→ **DIRECTIONS FOR THIS TASK**:
Repeat the listing that follows, character for character, minus the pictures.

[Extracted records]
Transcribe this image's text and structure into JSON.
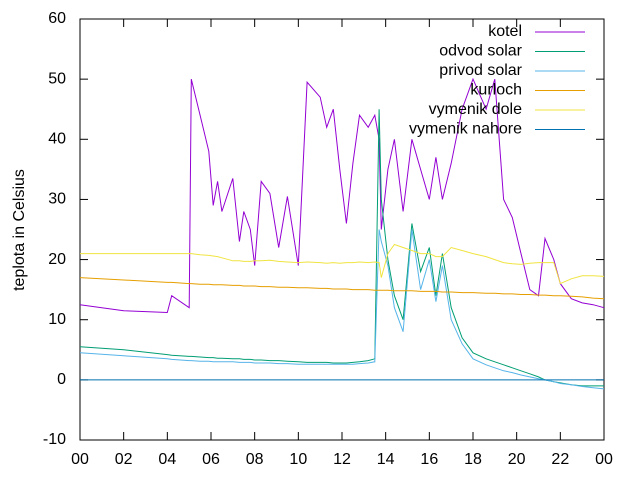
{
  "chart_data": {
    "type": "line",
    "ylabel": "teplota in Celsius",
    "x": [
      0,
      2,
      4,
      4.2,
      5,
      5.1,
      5.5,
      5.9,
      6.1,
      6.3,
      6.5,
      7,
      7.3,
      7.5,
      7.8,
      8,
      8.3,
      8.7,
      9.1,
      9.5,
      10,
      10.4,
      11,
      11.3,
      11.6,
      11.9,
      12.2,
      12.5,
      12.8,
      13.2,
      13.5,
      13.7,
      13.8,
      14.1,
      14.4,
      14.8,
      15.2,
      15.6,
      16,
      16.3,
      16.6,
      17,
      17.5,
      18,
      18.6,
      19,
      19.4,
      19.8,
      20.2,
      20.6,
      21,
      21.3,
      21.7,
      22,
      22.5,
      23,
      23.5,
      24
    ],
    "series": [
      {
        "name": "kotel",
        "color": "#9400d3",
        "values": [
          12.5,
          11.5,
          11.2,
          14,
          12,
          50,
          44,
          38,
          29,
          33,
          28,
          33.5,
          23,
          28,
          25,
          19,
          33,
          31,
          22,
          30.5,
          19,
          49.5,
          47,
          42,
          45,
          35,
          26,
          36,
          44,
          42,
          44,
          40,
          25,
          35,
          40,
          28,
          40,
          35,
          30,
          37,
          30,
          36,
          45,
          50,
          45,
          50,
          30,
          27,
          21,
          15,
          14,
          23.5,
          20,
          16,
          13.5,
          12.8,
          12.5,
          12
        ]
      },
      {
        "name": "odvod solar",
        "color": "#009e73",
        "values": [
          5.5,
          5.0,
          4.2,
          4.1,
          3.9,
          3.9,
          3.8,
          3.7,
          3.7,
          3.6,
          3.6,
          3.5,
          3.5,
          3.4,
          3.4,
          3.3,
          3.3,
          3.2,
          3.2,
          3.1,
          3.0,
          2.9,
          2.9,
          2.9,
          2.8,
          2.8,
          2.8,
          2.9,
          3.0,
          3.2,
          3.5,
          45,
          30,
          20,
          14,
          10,
          26,
          18,
          22,
          14,
          21,
          12,
          7,
          4.5,
          3.5,
          3,
          2.5,
          2,
          1.5,
          1,
          0.5,
          0,
          -0.3,
          -0.5,
          -0.8,
          -1,
          -1,
          -1
        ]
      },
      {
        "name": "privod solar",
        "color": "#56b4e9",
        "values": [
          4.5,
          4.0,
          3.5,
          3.4,
          3.2,
          3.2,
          3.1,
          3.1,
          3.0,
          3.0,
          3.0,
          3.0,
          2.9,
          2.9,
          2.9,
          2.8,
          2.8,
          2.8,
          2.7,
          2.7,
          2.6,
          2.6,
          2.6,
          2.6,
          2.6,
          2.6,
          2.6,
          2.6,
          2.7,
          2.8,
          3.0,
          25,
          23,
          19,
          12,
          8,
          25,
          15,
          20,
          13,
          19,
          10,
          6,
          3.5,
          2.5,
          2,
          1.5,
          1.2,
          0.8,
          0.5,
          0.2,
          0,
          -0.3,
          -0.6,
          -0.8,
          -1.1,
          -1.3,
          -1.5
        ]
      },
      {
        "name": "kurloch",
        "color": "#e69f00",
        "values": [
          17,
          16.6,
          16.2,
          16.2,
          16,
          16,
          15.9,
          15.9,
          15.8,
          15.8,
          15.8,
          15.7,
          15.7,
          15.6,
          15.6,
          15.6,
          15.5,
          15.5,
          15.4,
          15.4,
          15.3,
          15.3,
          15.2,
          15.2,
          15.1,
          15.1,
          15.1,
          15,
          15,
          15,
          14.9,
          14.9,
          14.9,
          14.9,
          14.8,
          14.8,
          14.8,
          14.7,
          14.7,
          14.7,
          14.6,
          14.6,
          14.5,
          14.5,
          14.4,
          14.4,
          14.3,
          14.3,
          14.2,
          14.2,
          14.1,
          14.1,
          14,
          14,
          13.9,
          13.8,
          13.6,
          13.5
        ]
      },
      {
        "name": "vymenik dole",
        "color": "#f0e442",
        "values": [
          21,
          21,
          21,
          21,
          21,
          21,
          20.8,
          20.7,
          20.6,
          20.5,
          20.3,
          19.8,
          19.8,
          19.7,
          19.7,
          19.8,
          19.8,
          19.9,
          19.7,
          19.6,
          19.5,
          19.6,
          19.5,
          19.4,
          19.5,
          19.4,
          19.5,
          19.5,
          19.6,
          19.5,
          19.6,
          19.5,
          17,
          21,
          22.5,
          22,
          21.5,
          21,
          21,
          20.5,
          20.5,
          22,
          21.5,
          21,
          20.5,
          20,
          19.5,
          19.3,
          19.2,
          19.4,
          19.5,
          19.5,
          19.5,
          16,
          16.8,
          17.3,
          17.3,
          17.2
        ]
      },
      {
        "name": "vymenik nahore",
        "color": "#0072b2",
        "values": [
          0,
          0,
          0,
          0,
          0,
          0,
          0,
          0,
          0,
          0,
          0,
          0,
          0,
          0,
          0,
          0,
          0,
          0,
          0,
          0,
          0,
          0,
          0,
          0,
          0,
          0,
          0,
          0,
          0,
          0,
          0,
          0,
          0,
          0,
          0,
          0,
          0,
          0,
          0,
          0,
          0,
          0,
          0,
          0,
          0,
          0,
          0,
          0,
          0,
          0,
          0,
          0,
          0,
          0,
          0,
          0,
          0,
          0
        ]
      }
    ],
    "xlim": [
      0,
      24
    ],
    "xticks": [
      {
        "value": 0,
        "label": "00"
      },
      {
        "value": 2,
        "label": "02"
      },
      {
        "value": 4,
        "label": "04"
      },
      {
        "value": 6,
        "label": "06"
      },
      {
        "value": 8,
        "label": "08"
      },
      10,
      12,
      14,
      16,
      18,
      20,
      22,
      {
        "value": 24,
        "label": "00"
      }
    ],
    "ylim": [
      -10,
      60
    ],
    "yticks": [
      -10,
      0,
      10,
      20,
      30,
      40,
      50,
      60
    ],
    "grid": false,
    "legend": "top right"
  }
}
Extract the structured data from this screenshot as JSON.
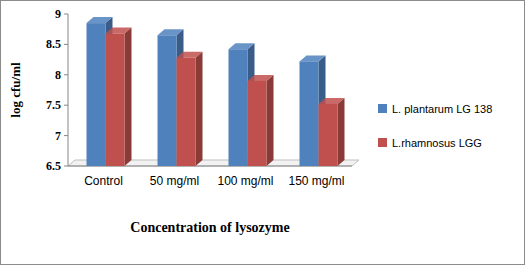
{
  "chart_data": {
    "type": "bar",
    "x_label": "Concentration of lysozyme",
    "y_label": "log cfu/ml",
    "categories": [
      "Control",
      "50 mg/ml",
      "100 mg/ml",
      "150 mg/ml"
    ],
    "series": [
      {
        "name": "L. plantarum LG 138",
        "color": "#4f81bd",
        "values": [
          8.85,
          8.65,
          8.42,
          8.22
        ]
      },
      {
        "name": "L.rhamnosus LGG",
        "color": "#c0504d",
        "values": [
          8.68,
          8.28,
          7.9,
          7.52
        ]
      }
    ],
    "ylim": [
      6.5,
      9
    ],
    "yticks": [
      6.5,
      7,
      7.5,
      8,
      8.5,
      9
    ],
    "grid": false,
    "legend": "right"
  }
}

→ **THE OUTPUT**:
Transcribe this image's text and structure into JSON.
{
  "chart_data": {
    "type": "line",
    "ylabel": "teplota in Celsius",
    "x": [
      0,
      2,
      4,
      4.2,
      5,
      5.1,
      5.5,
      5.9,
      6.1,
      6.3,
      6.5,
      7,
      7.3,
      7.5,
      7.8,
      8,
      8.3,
      8.7,
      9.1,
      9.5,
      10,
      10.4,
      11,
      11.3,
      11.6,
      11.9,
      12.2,
      12.5,
      12.8,
      13.2,
      13.5,
      13.7,
      13.8,
      14.1,
      14.4,
      14.8,
      15.2,
      15.6,
      16,
      16.3,
      16.6,
      17,
      17.5,
      18,
      18.6,
      19,
      19.4,
      19.8,
      20.2,
      20.6,
      21,
      21.3,
      21.7,
      22,
      22.5,
      23,
      23.5,
      24
    ],
    "series": [
      {
        "name": "kotel",
        "color": "#9400d3",
        "values": [
          12.5,
          11.5,
          11.2,
          14,
          12,
          50,
          44,
          38,
          29,
          33,
          28,
          33.5,
          23,
          28,
          25,
          19,
          33,
          31,
          22,
          30.5,
          19,
          49.5,
          47,
          42,
          45,
          35,
          26,
          36,
          44,
          42,
          44,
          40,
          25,
          35,
          40,
          28,
          40,
          35,
          30,
          37,
          30,
          36,
          45,
          50,
          45,
          50,
          30,
          27,
          21,
          15,
          14,
          23.5,
          20,
          16,
          13.5,
          12.8,
          12.5,
          12
        ]
      },
      {
        "name": "odvod solar",
        "color": "#009e73",
        "values": [
          5.5,
          5.0,
          4.2,
          4.1,
          3.9,
          3.9,
          3.8,
          3.7,
          3.7,
          3.6,
          3.6,
          3.5,
          3.5,
          3.4,
          3.4,
          3.3,
          3.3,
          3.2,
          3.2,
          3.1,
          3.0,
          2.9,
          2.9,
          2.9,
          2.8,
          2.8,
          2.8,
          2.9,
          3.0,
          3.2,
          3.5,
          45,
          30,
          20,
          14,
          10,
          26,
          18,
          22,
          14,
          21,
          12,
          7,
          4.5,
          3.5,
          3,
          2.5,
          2,
          1.5,
          1,
          0.5,
          0,
          -0.3,
          -0.5,
          -0.8,
          -1,
          -1,
          -1
        ]
      },
      {
        "name": "privod solar",
        "color": "#56b4e9",
        "values": [
          4.5,
          4.0,
          3.5,
          3.4,
          3.2,
          3.2,
          3.1,
          3.1,
          3.0,
          3.0,
          3.0,
          3.0,
          2.9,
          2.9,
          2.9,
          2.8,
          2.8,
          2.8,
          2.7,
          2.7,
          2.6,
          2.6,
          2.6,
          2.6,
          2.6,
          2.6,
          2.6,
          2.6,
          2.7,
          2.8,
          3.0,
          25,
          23,
          19,
          12,
          8,
          25,
          15,
          20,
          13,
          19,
          10,
          6,
          3.5,
          2.5,
          2,
          1.5,
          1.2,
          0.8,
          0.5,
          0.2,
          0,
          -0.3,
          -0.6,
          -0.8,
          -1.1,
          -1.3,
          -1.5
        ]
      },
      {
        "name": "kurloch",
        "color": "#e69f00",
        "values": [
          17,
          16.6,
          16.2,
          16.2,
          16,
          16,
          15.9,
          15.9,
          15.8,
          15.8,
          15.8,
          15.7,
          15.7,
          15.6,
          15.6,
          15.6,
          15.5,
          15.5,
          15.4,
          15.4,
          15.3,
          15.3,
          15.2,
          15.2,
          15.1,
          15.1,
          15.1,
          15,
          15,
          15,
          14.9,
          14.9,
          14.9,
          14.9,
          14.8,
          14.8,
          14.8,
          14.7,
          14.7,
          14.7,
          14.6,
          14.6,
          14.5,
          14.5,
          14.4,
          14.4,
          14.3,
          14.3,
          14.2,
          14.2,
          14.1,
          14.1,
          14,
          14,
          13.9,
          13.8,
          13.6,
          13.5
        ]
      },
      {
        "name": "vymenik dole",
        "color": "#f0e442",
        "values": [
          21,
          21,
          21,
          21,
          21,
          21,
          20.8,
          20.7,
          20.6,
          20.5,
          20.3,
          19.8,
          19.8,
          19.7,
          19.7,
          19.8,
          19.8,
          19.9,
          19.7,
          19.6,
          19.5,
          19.6,
          19.5,
          19.4,
          19.5,
          19.4,
          19.5,
          19.5,
          19.6,
          19.5,
          19.6,
          19.5,
          17,
          21,
          22.5,
          22,
          21.5,
          21,
          21,
          20.5,
          20.5,
          22,
          21.5,
          21,
          20.5,
          20,
          19.5,
          19.3,
          19.2,
          19.4,
          19.5,
          19.5,
          19.5,
          16,
          16.8,
          17.3,
          17.3,
          17.2
        ]
      },
      {
        "name": "vymenik nahore",
        "color": "#0072b2",
        "values": [
          0,
          0,
          0,
          0,
          0,
          0,
          0,
          0,
          0,
          0,
          0,
          0,
          0,
          0,
          0,
          0,
          0,
          0,
          0,
          0,
          0,
          0,
          0,
          0,
          0,
          0,
          0,
          0,
          0,
          0,
          0,
          0,
          0,
          0,
          0,
          0,
          0,
          0,
          0,
          0,
          0,
          0,
          0,
          0,
          0,
          0,
          0,
          0,
          0,
          0,
          0,
          0,
          0,
          0,
          0,
          0,
          0,
          0
        ]
      }
    ],
    "xlim": [
      0,
      24
    ],
    "xticks": [
      {
        "value": 0,
        "label": "00"
      },
      {
        "value": 2,
        "label": "02"
      },
      {
        "value": 4,
        "label": "04"
      },
      {
        "value": 6,
        "label": "06"
      },
      {
        "value": 8,
        "label": "08"
      },
      10,
      12,
      14,
      16,
      18,
      20,
      22,
      {
        "value": 24,
        "label": "00"
      }
    ],
    "ylim": [
      -10,
      60
    ],
    "yticks": [
      -10,
      0,
      10,
      20,
      30,
      40,
      50,
      60
    ],
    "grid": false,
    "legend": "top right"
  }
}
Extract the structured data from this screenshot as JSON.
{
  "chart_data": {
    "type": "bar",
    "x_label": "Concentration of lysozyme",
    "y_label": "log cfu/ml",
    "categories": [
      "Control",
      "50 mg/ml",
      "100 mg/ml",
      "150 mg/ml"
    ],
    "series": [
      {
        "name": "L. plantarum LG 138",
        "color": "#4f81bd",
        "values": [
          8.85,
          8.65,
          8.42,
          8.22
        ]
      },
      {
        "name": "L.rhamnosus LGG",
        "color": "#c0504d",
        "values": [
          8.68,
          8.28,
          7.9,
          7.52
        ]
      }
    ],
    "ylim": [
      6.5,
      9
    ],
    "yticks": [
      6.5,
      7,
      7.5,
      8,
      8.5,
      9
    ],
    "grid": false,
    "legend": "right"
  }
}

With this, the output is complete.